**TO DO**
Set out every line bearing the string "knowledge".

**RECORD EXTRACTS**
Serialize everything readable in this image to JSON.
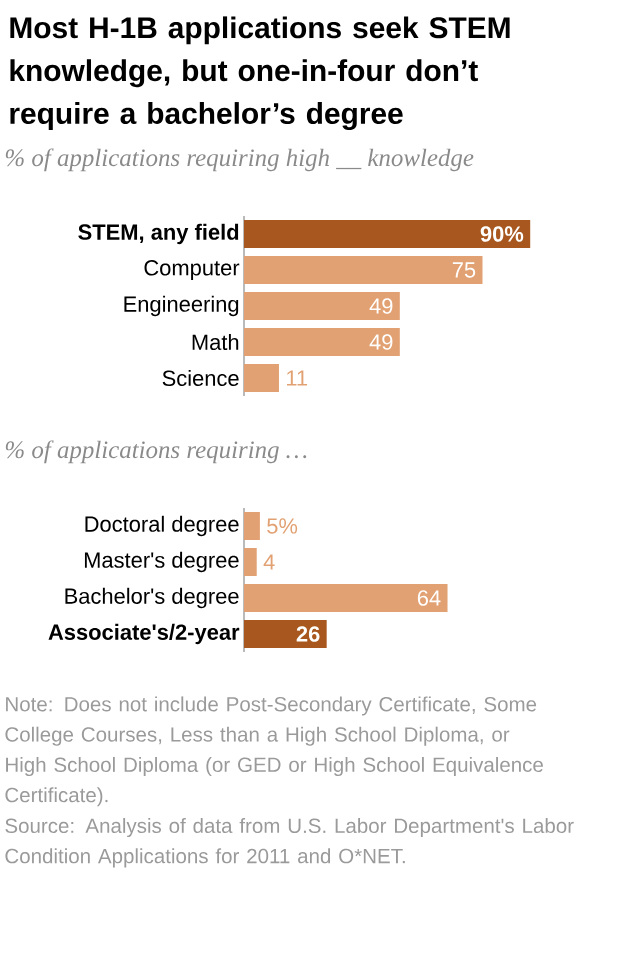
{
  "chart_data": [
    {
      "type": "bar",
      "orientation": "horizontal",
      "title": "Most H-1B applications seek STEM knowledge, but one-in-four don’t require a bachelor’s degree",
      "subtitle": "% of applications requiring high __ knowledge",
      "categories": [
        "STEM, any field",
        "Computer",
        "Engineering",
        "Math",
        "Science"
      ],
      "values": [
        90,
        75,
        49,
        49,
        11
      ],
      "value_labels": [
        "90%",
        "75",
        "49",
        "49",
        "11"
      ],
      "colors": [
        "#a8581f",
        "#e2a173",
        "#e2a173",
        "#e2a173",
        "#e2a173"
      ]
    },
    {
      "type": "bar",
      "orientation": "horizontal",
      "subtitle": "% of applications requiring …",
      "categories": [
        "Doctoral degree",
        "Master's degree",
        "Bachelor's degree",
        "Associate's/2-year"
      ],
      "values": [
        5,
        4,
        64,
        26
      ],
      "value_labels": [
        "5%",
        "4",
        "64",
        "26"
      ],
      "colors": [
        "#e2a173",
        "#e2a173",
        "#e2a173",
        "#a8581f"
      ],
      "annotations": [
        "Note: Does not include Post-Secondary Certificate, Some College Courses, Less than a High School Diploma, or High School Diploma (or GED or High School Equivalence Certificate).",
        "Source: Analysis of data from U.S. Labor Department's Labor Condition Applications for 2011 and O*NET."
      ]
    }
  ]
}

**EXERCISE RESPONSE**
      "title": "Most H-1B applications seek STEM knowledge, but one-in-four don’t require a bachelor’s degree",
      "subtitle": "% of applications requiring high __ knowledge",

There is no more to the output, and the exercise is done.